(Dataset items)

-- Start --

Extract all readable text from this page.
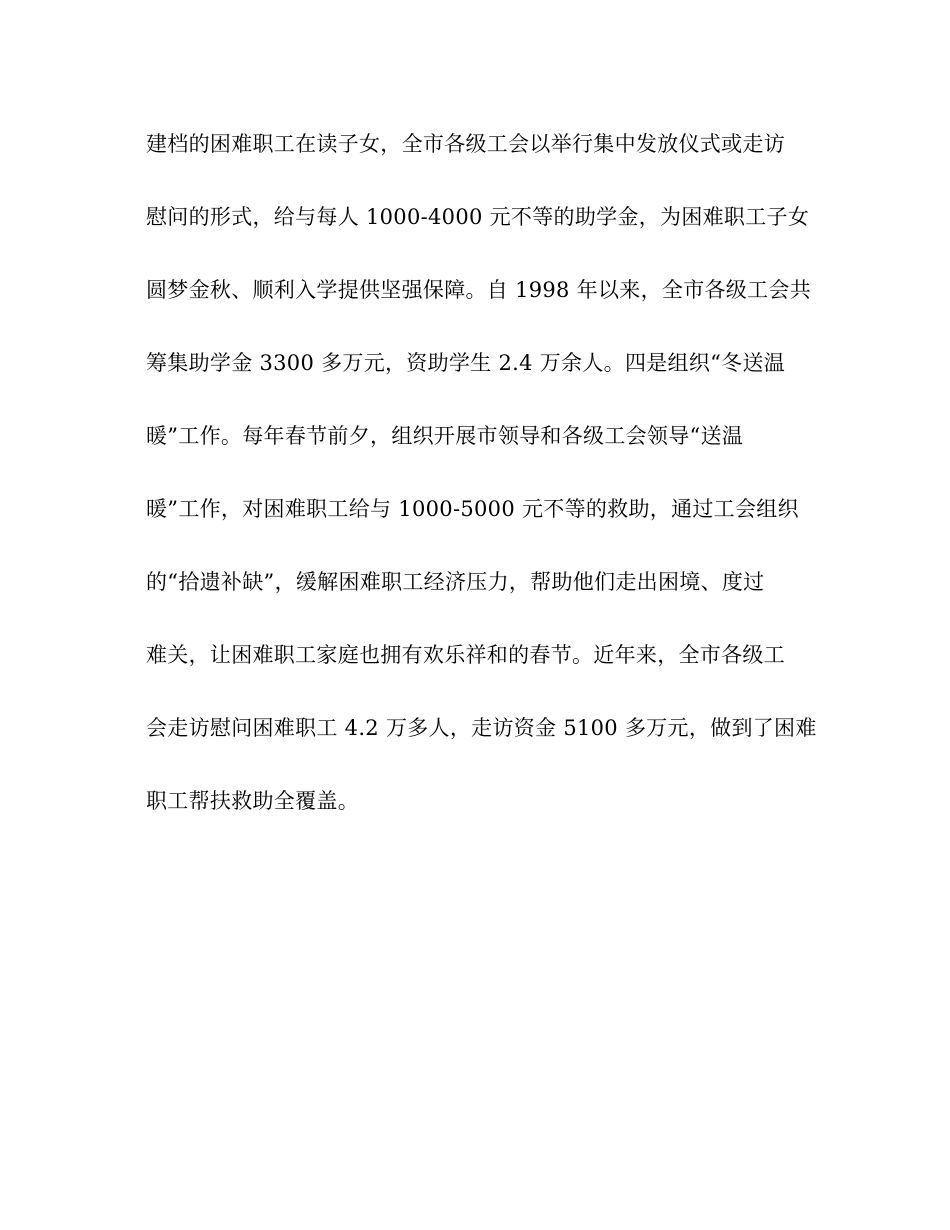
建档的困难职工在读子女，全市各级工会以举行集中发放仪式或走访
慰问的形式，给与每人 1000-4000 元不等的助学金，为困难职工子女
圆梦金秋、顺利入学提供坚强保障。自 1998 年以来，全市各级工会共
筹集助学金 3300 多万元，资助学生 2.4 万余人。四是组织“冬送温
暖”工作。每年春节前夕，组织开展市领导和各级工会领导“送温
暖”工作，对困难职工给与 1000-5000 元不等的救助，通过工会组织
的“拾遗补缺”，缓解困难职工经济压力，帮助他们走出困境、度过
难关，让困难职工家庭也拥有欢乐祥和的春节。近年来，全市各级工
会走访慰问困难职工 4.2 万多人，走访资金 5100 多万元，做到了困难
职工帮扶救助全覆盖。
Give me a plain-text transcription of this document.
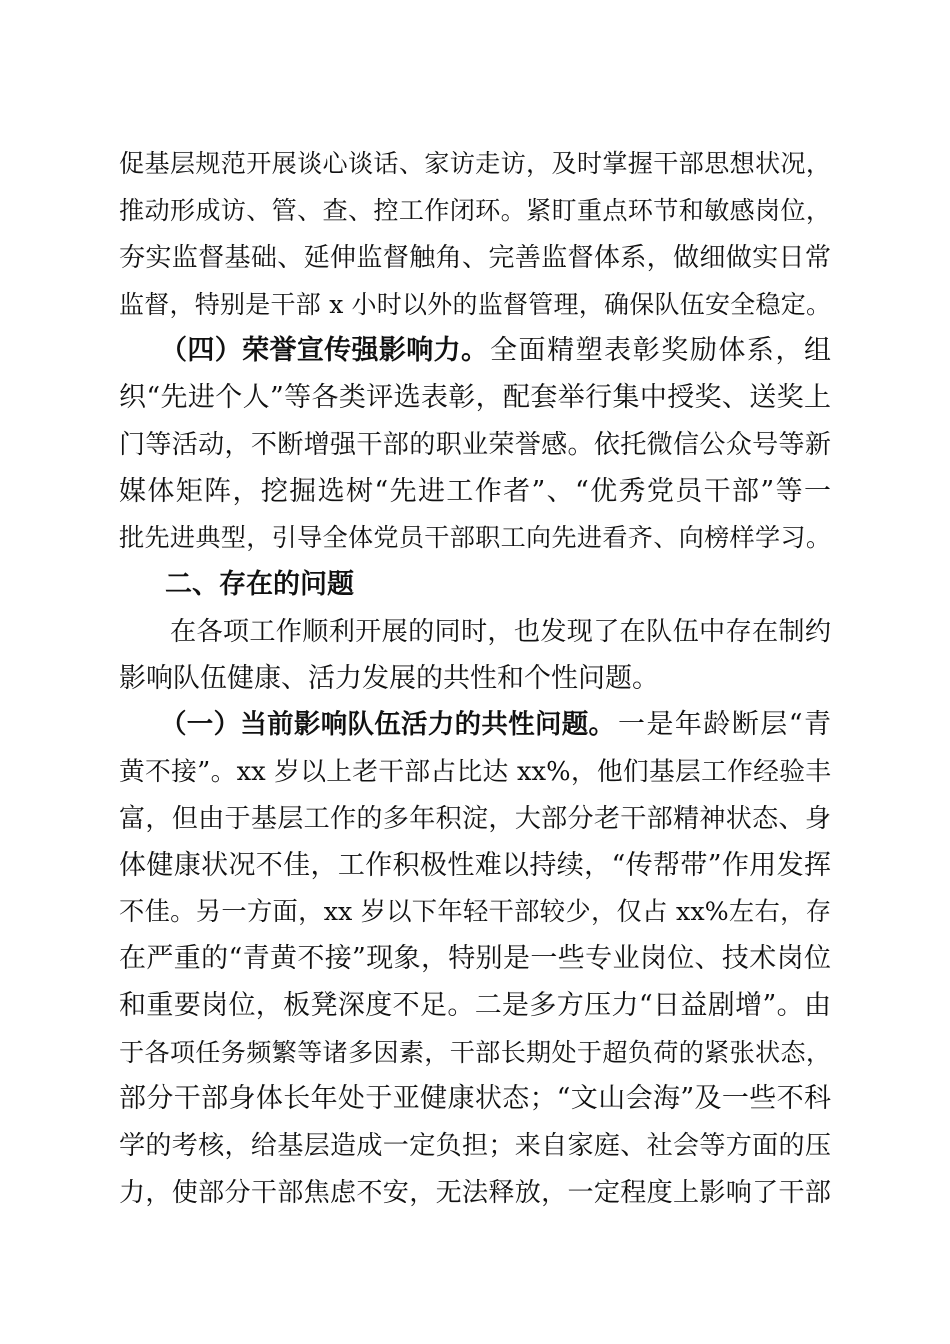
促基层规范开展谈心谈话、家访走访，及时掌握干部思想状况，
推动形成访、管、查、控工作闭环。紧盯重点环节和敏感岗位，
夯实监督基础、延伸监督触角、完善监督体系，做细做实日常
监督，特别是干部 x 小时以外的监督管理，确保队伍安全稳定。
（四）荣誉宣传强影响力。 全面精塑表彰奖励体系，组
织“先进个人”等各类评选表彰，配套举行集中授奖、送奖上
门等活动，不断增强干部的职业荣誉感。依托微信公众号等新
媒体矩阵，挖掘选树“先进工作者”、“优秀党员干部”等一
批先进典型，引导全体党员干部职工向先进看齐、向榜样学习。
二、存在的问题
在各项工作顺利开展的同时，也发现了在队伍中存在制约
影响队伍健康、活力发展的共性和个性问题。
（一）当前影响队伍活力的共性问题。 一是年龄断层“青
黄不接”。xx 岁以上老干部占比达 xx%，他们基层工作经验丰
富，但由于基层工作的多年积淀，大部分老干部精神状态、身
体健康状况不佳，工作积极性难以持续，“传帮带”作用发挥
不佳。另一方面，xx 岁以下年轻干部较少，仅占 xx%左右，存
在严重的“青黄不接”现象，特别是一些专业岗位、技术岗位
和重要岗位，板凳深度不足。二是多方压力“日益剧增”。由
于各项任务频繁等诸多因素，干部长期处于超负荷的紧张状态，
部分干部身体长年处于亚健康状态；“文山会海”及一些不科
学的考核，给基层造成一定负担；来自家庭、社会等方面的压
力，使部分干部焦虑不安，无法释放，一定程度上影响了干部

-- End --

EXERCISE PROMPT:
How many lines of the listing above include the word "this"? Reply with the number alone.

IN RESPONSE:
2